— START OF Data section —

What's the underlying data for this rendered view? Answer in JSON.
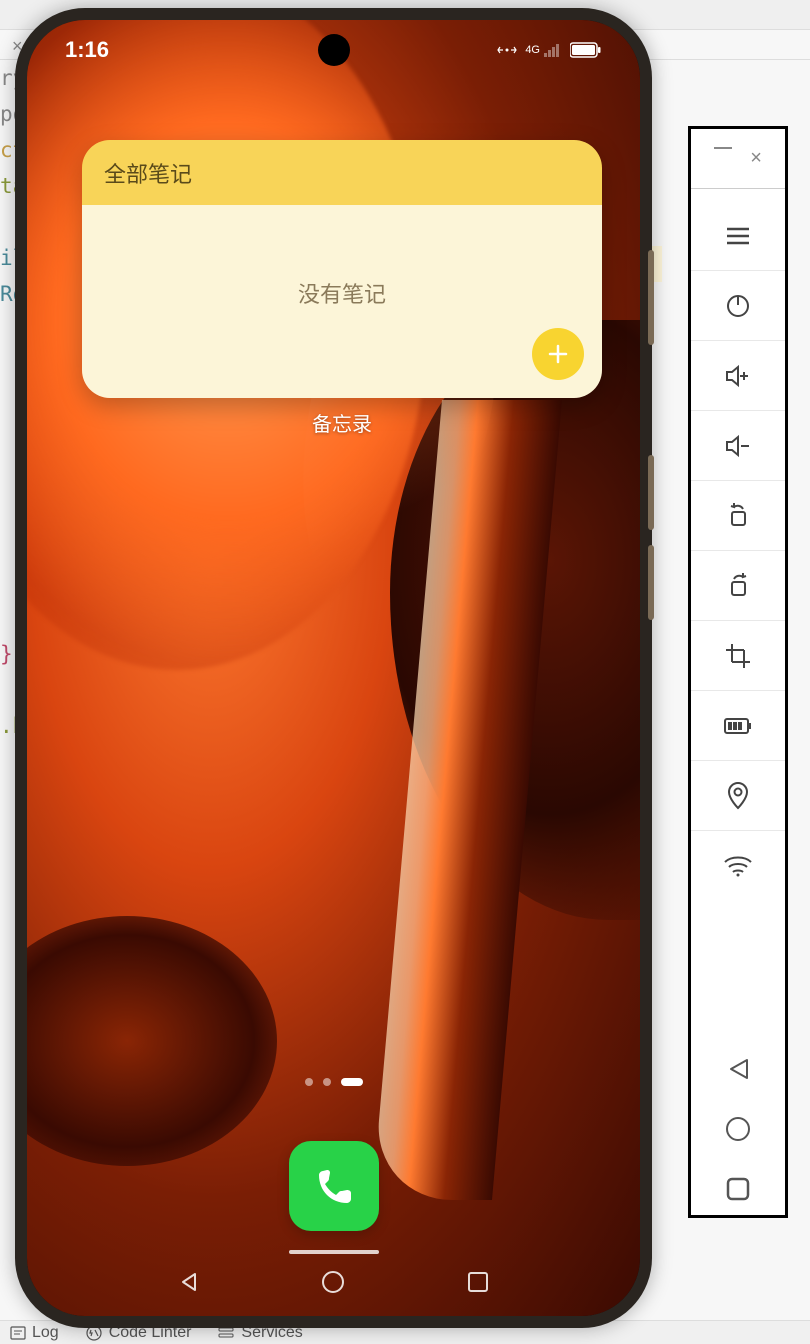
{
  "status_bar": {
    "time": "1:16",
    "network_type": "4G"
  },
  "notes_widget": {
    "header": "全部笔记",
    "empty_text": "没有笔记",
    "label": "备忘录"
  },
  "ide": {
    "code_fragments": {
      "l1": "ry",
      "l2": "po",
      "l3": "ct",
      "l4": "ta",
      "l5": "il",
      "l6": "Ro",
      "l7": "}",
      "l8": ".h"
    },
    "bottom_tabs": {
      "log": "Log",
      "code_linter": "Code Linter",
      "services": "Services"
    }
  }
}
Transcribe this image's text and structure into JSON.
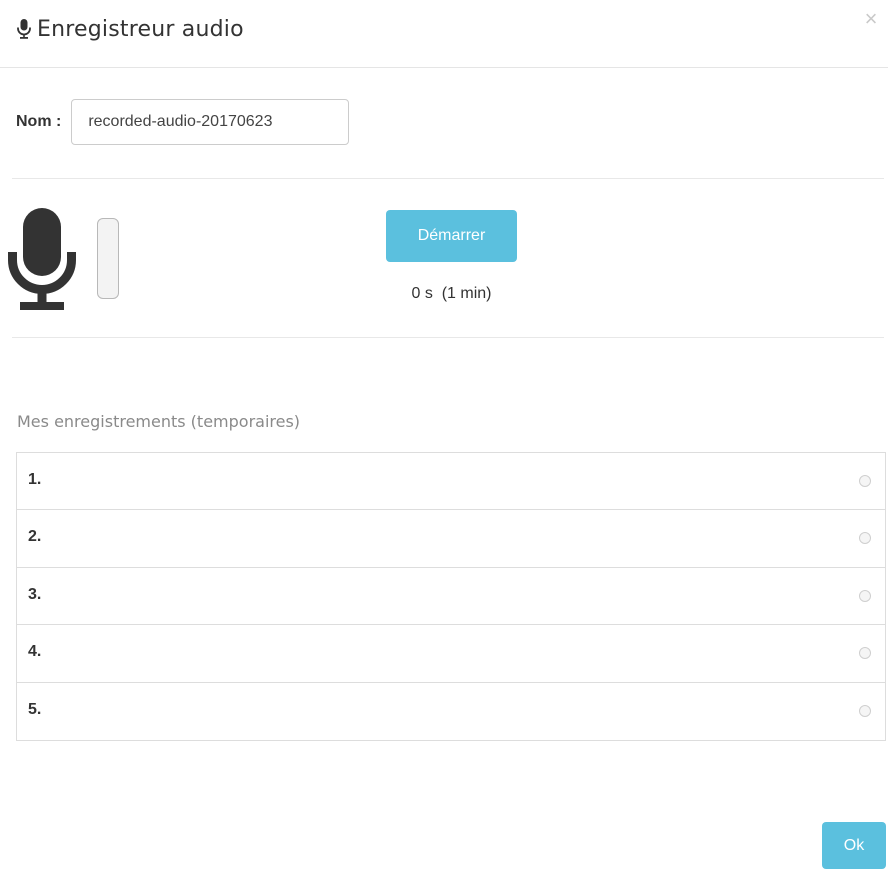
{
  "modal": {
    "title": "Enregistreur audio",
    "title_icon": "microphone-icon",
    "close_label": "×"
  },
  "name_field": {
    "label": "Nom :",
    "value": "recorded-audio-20170623"
  },
  "recorder": {
    "mic_icon": "microphone-icon",
    "level": 0,
    "start_label": "Démarrer",
    "timer_text": "0 s  (1 min)"
  },
  "recordings": {
    "title": "Mes enregistrements (temporaires)",
    "items": [
      {
        "label": "1."
      },
      {
        "label": "2."
      },
      {
        "label": "3."
      },
      {
        "label": "4."
      },
      {
        "label": "5."
      }
    ]
  },
  "footer": {
    "ok_label": "Ok"
  },
  "colors": {
    "accent": "#5bc0de",
    "text": "#333333",
    "muted": "#8a8a8a",
    "border": "#dddddd"
  }
}
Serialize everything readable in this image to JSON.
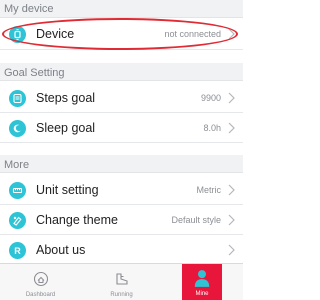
{
  "sections": {
    "my_device": "My device",
    "goal_setting": "Goal Setting",
    "more": "More"
  },
  "device_row": {
    "label": "Device",
    "value": "not connected",
    "icon": "watch-icon"
  },
  "goals": [
    {
      "label": "Steps goal",
      "value": "9900",
      "icon": "steps-icon"
    },
    {
      "label": "Sleep goal",
      "value": "8.0h",
      "icon": "sleep-icon"
    }
  ],
  "more_items": [
    {
      "label": "Unit setting",
      "value": "Metric",
      "icon": "ruler-icon"
    },
    {
      "label": "Change theme",
      "value": "Default style",
      "icon": "theme-icon"
    },
    {
      "label": "About us",
      "value": "",
      "icon": "info-icon"
    }
  ],
  "tabs": [
    {
      "label": "Dashboard",
      "icon": "home-icon",
      "active": false
    },
    {
      "label": "Running",
      "icon": "running-shoe-icon",
      "active": false
    },
    {
      "label": "Mine",
      "icon": "person-icon",
      "active": true
    }
  ],
  "colors": {
    "accent_teal": "#2ec4d6",
    "active_tab": "#e9163b",
    "highlight_ring": "#e02b34"
  }
}
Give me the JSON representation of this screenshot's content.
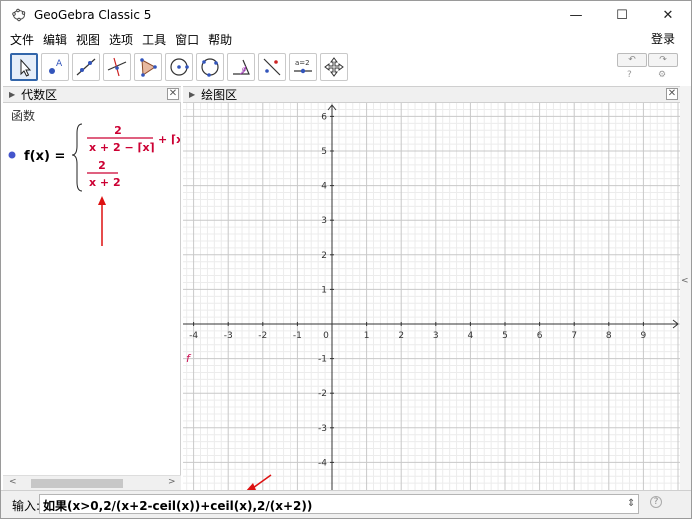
{
  "window": {
    "title": "GeoGebra Classic 5",
    "minimize": "—",
    "maximize": "☐",
    "close": "✕"
  },
  "menu": {
    "items": [
      "文件",
      "编辑",
      "视图",
      "选项",
      "工具",
      "窗口",
      "帮助"
    ],
    "login": "登录"
  },
  "toolbar": {
    "undo_icon": "undo-icon",
    "redo_icon": "redo-icon",
    "help_icon": "help-icon",
    "settings_icon": "gear-icon",
    "slider_label": "a=2"
  },
  "algebra": {
    "header": "代数区",
    "category": "函数",
    "function_name": "f(x) =",
    "piece1": {
      "numerator": "2",
      "denominator": "x + 2 − ⌈x⌉",
      "suffix": "+ ⌈x"
    },
    "piece2": {
      "numerator": "2",
      "denominator": "x + 2"
    },
    "point_color": "#4455cc",
    "formula_color": "#cc0033",
    "arrow_color": "#dd1111"
  },
  "graphics": {
    "header": "绘图区",
    "curve_label": "f",
    "curve_color": "#cc1155",
    "x_tick_labels": [
      "-4",
      "-3",
      "-2",
      "-1",
      "0",
      "1",
      "2",
      "3",
      "4",
      "5",
      "6",
      "7",
      "8",
      "9"
    ],
    "y_tick_labels": [
      "6",
      "5",
      "4",
      "3",
      "2",
      "1",
      "-1",
      "-2",
      "-3",
      "-4"
    ],
    "function": {
      "expression": "If(x>0, 2/(x+2-ceil(x))+ceil(x), 2/(x+2))"
    }
  },
  "input": {
    "label": "输入:",
    "value": "如果(x>0,2/(x+2-ceil(x))+ceil(x),2/(x+2))",
    "spinner": "⇕",
    "help": "?"
  }
}
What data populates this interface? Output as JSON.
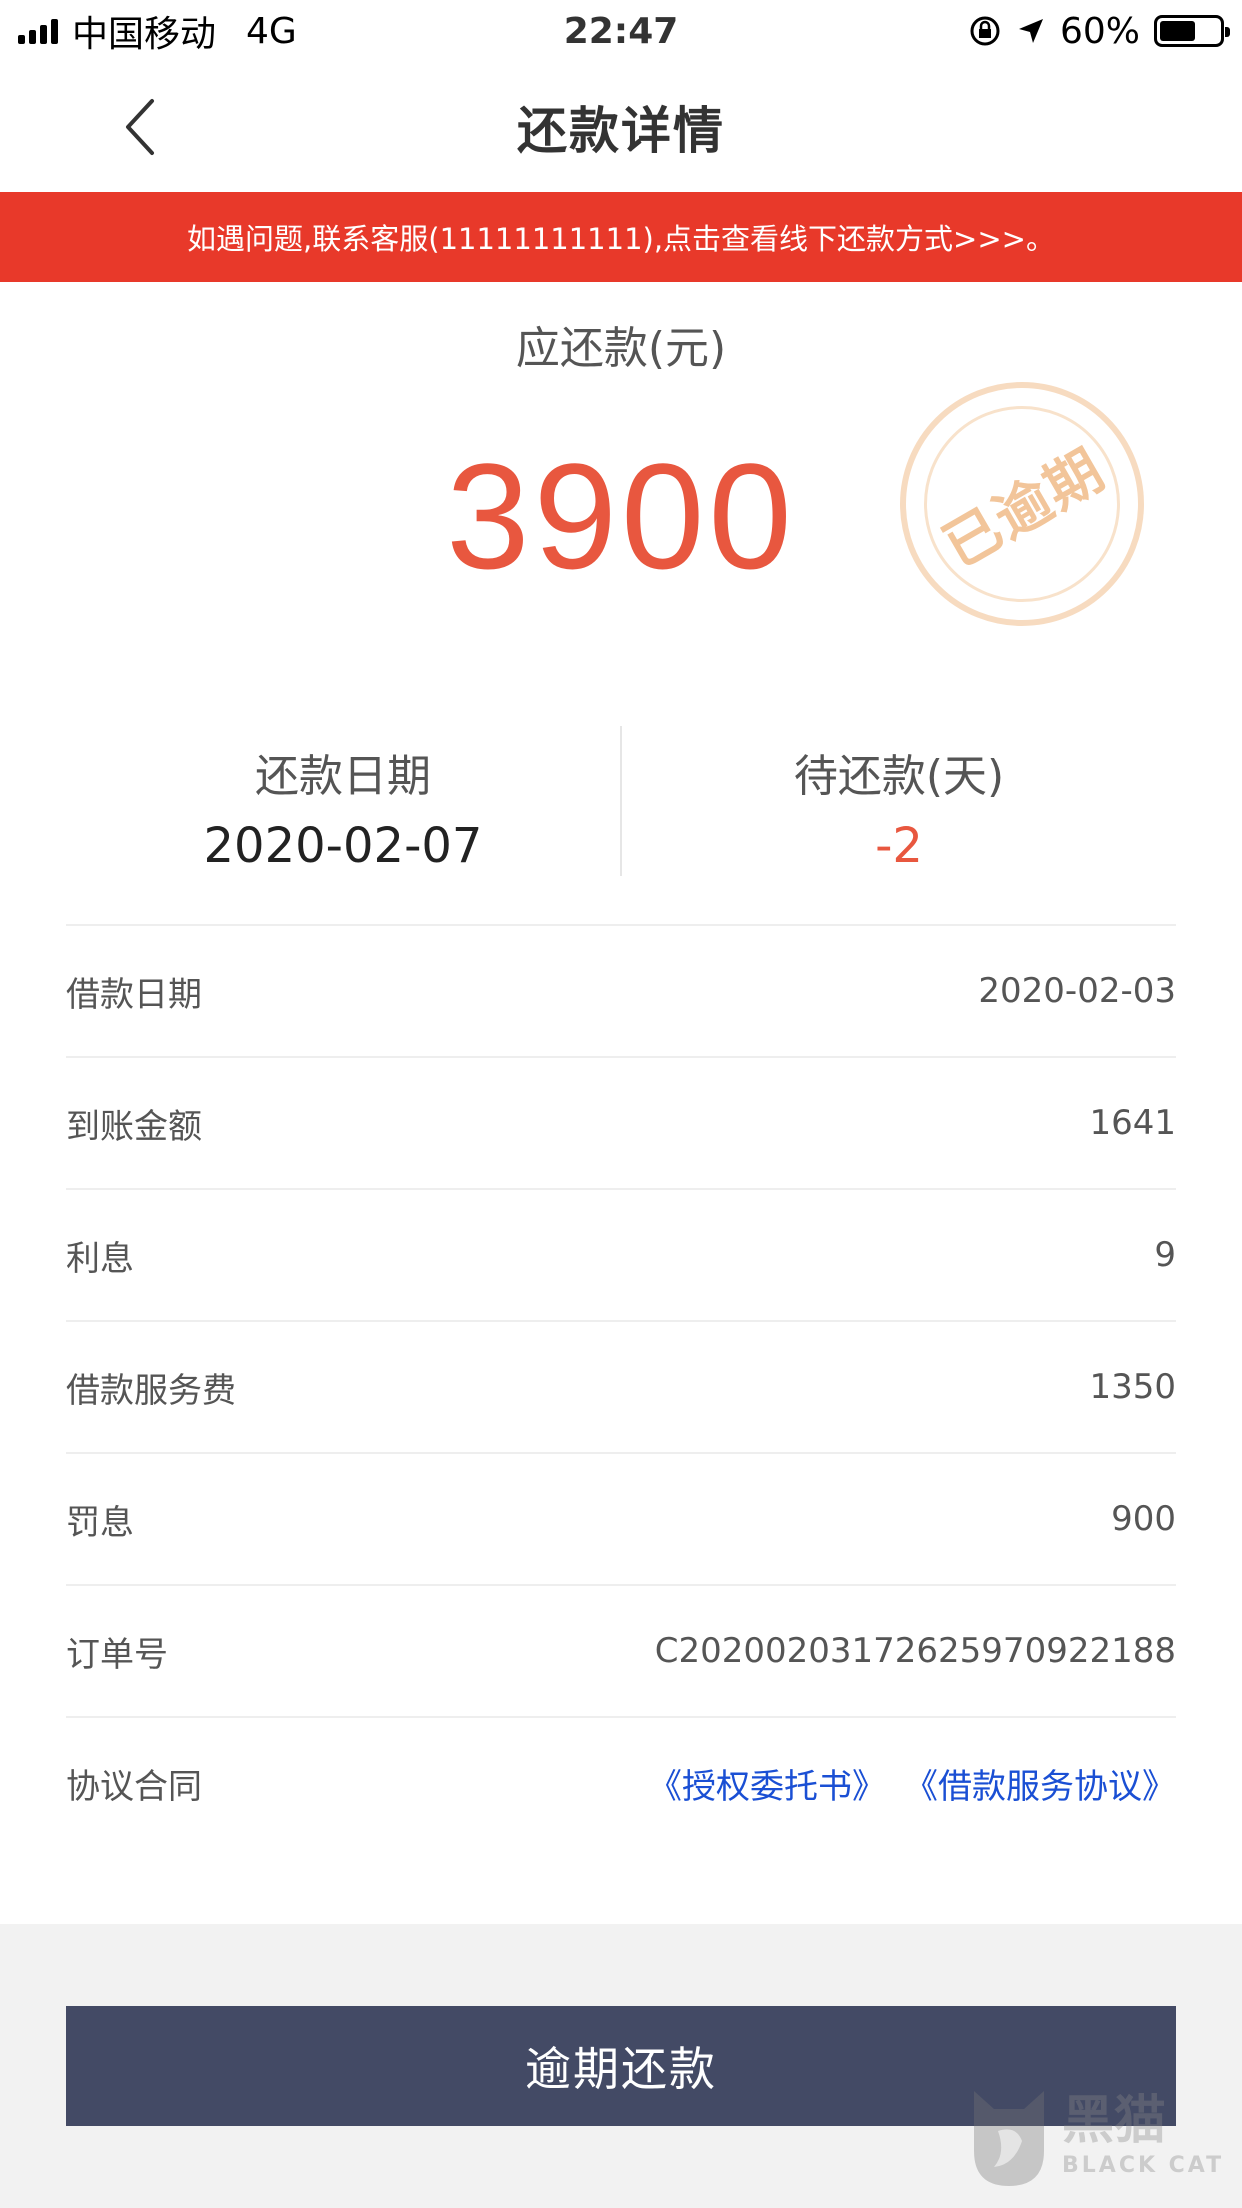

— END OF Data section —

- [Your task] Extract all the data above exactly, excluding every picture.

- [Result of this exercise]
What's the underlying data for this rendered view? Answer in JSON.
{
  "status_bar": {
    "time": "1:16",
    "network_type": "4G"
  },
  "notes_widget": {
    "header": "全部笔记",
    "empty_text": "没有笔记",
    "label": "备忘录"
  },
  "ide": {
    "code_fragments": {
      "l1": "ry",
      "l2": "po",
      "l3": "ct",
      "l4": "ta",
      "l5": "il",
      "l6": "Ro",
      "l7": "}",
      "l8": ".h"
    },
    "bottom_tabs": {
      "log": "Log",
      "code_linter": "Code Linter",
      "services": "Services"
    }
  }
}
Transcribe this image's text and structure into JSON.
{
  "modal": {
    "title": "Enregistreur audio",
    "title_icon": "microphone-icon",
    "close_label": "×"
  },
  "name_field": {
    "label": "Nom :",
    "value": "recorded-audio-20170623"
  },
  "recorder": {
    "mic_icon": "microphone-icon",
    "level": 0,
    "start_label": "Démarrer",
    "timer_text": "0 s  (1 min)"
  },
  "recordings": {
    "title": "Mes enregistrements (temporaires)",
    "items": [
      {
        "label": "1."
      },
      {
        "label": "2."
      },
      {
        "label": "3."
      },
      {
        "label": "4."
      },
      {
        "label": "5."
      }
    ]
  },
  "footer": {
    "ok_label": "Ok"
  },
  "colors": {
    "accent": "#5bc0de",
    "text": "#333333",
    "muted": "#8a8a8a",
    "border": "#dddddd"
  }
}
Serialize everything readable in this image to JSON.
{
  "sections": {
    "my_device": "My device",
    "goal_setting": "Goal Setting",
    "more": "More"
  },
  "device_row": {
    "label": "Device",
    "value": "not connected",
    "icon": "watch-icon"
  },
  "goals": [
    {
      "label": "Steps goal",
      "value": "9900",
      "icon": "steps-icon"
    },
    {
      "label": "Sleep goal",
      "value": "8.0h",
      "icon": "sleep-icon"
    }
  ],
  "more_items": [
    {
      "label": "Unit setting",
      "value": "Metric",
      "icon": "ruler-icon"
    },
    {
      "label": "Change theme",
      "value": "Default style",
      "icon": "theme-icon"
    },
    {
      "label": "About us",
      "value": "",
      "icon": "info-icon"
    }
  ],
  "tabs": [
    {
      "label": "Dashboard",
      "icon": "home-icon",
      "active": false
    },
    {
      "label": "Running",
      "icon": "running-shoe-icon",
      "active": false
    },
    {
      "label": "Mine",
      "icon": "person-icon",
      "active": true
    }
  ],
  "colors": {
    "accent_teal": "#2ec4d6",
    "active_tab": "#e9163b",
    "highlight_ring": "#e02b34"
  }
}
Give me the JSON representation of this screenshot's content.
{
  "window": {
    "title": "GeoGebra Classic 5",
    "minimize": "—",
    "maximize": "☐",
    "close": "✕"
  },
  "menu": {
    "items": [
      "文件",
      "编辑",
      "视图",
      "选项",
      "工具",
      "窗口",
      "帮助"
    ],
    "login": "登录"
  },
  "toolbar": {
    "undo_icon": "undo-icon",
    "redo_icon": "redo-icon",
    "help_icon": "help-icon",
    "settings_icon": "gear-icon",
    "slider_label": "a=2"
  },
  "algebra": {
    "header": "代数区",
    "category": "函数",
    "function_name": "f(x) =",
    "piece1": {
      "numerator": "2",
      "denominator": "x + 2 − ⌈x⌉",
      "suffix": "+ ⌈x"
    },
    "piece2": {
      "numerator": "2",
      "denominator": "x + 2"
    },
    "point_color": "#4455cc",
    "formula_color": "#cc0033",
    "arrow_color": "#dd1111"
  },
  "graphics": {
    "header": "绘图区",
    "curve_label": "f",
    "curve_color": "#cc1155",
    "x_tick_labels": [
      "-4",
      "-3",
      "-2",
      "-1",
      "0",
      "1",
      "2",
      "3",
      "4",
      "5",
      "6",
      "7",
      "8",
      "9"
    ],
    "y_tick_labels": [
      "6",
      "5",
      "4",
      "3",
      "2",
      "1",
      "-1",
      "-2",
      "-3",
      "-4"
    ],
    "function": {
      "expression": "If(x>0, 2/(x+2-ceil(x))+ceil(x), 2/(x+2))"
    }
  },
  "input": {
    "label": "输入:",
    "value": "如果(x>0,2/(x+2-ceil(x))+ceil(x),2/(x+2))",
    "spinner": "⇕",
    "help": "?"
  }
}
What data populates this interface? Output as JSON.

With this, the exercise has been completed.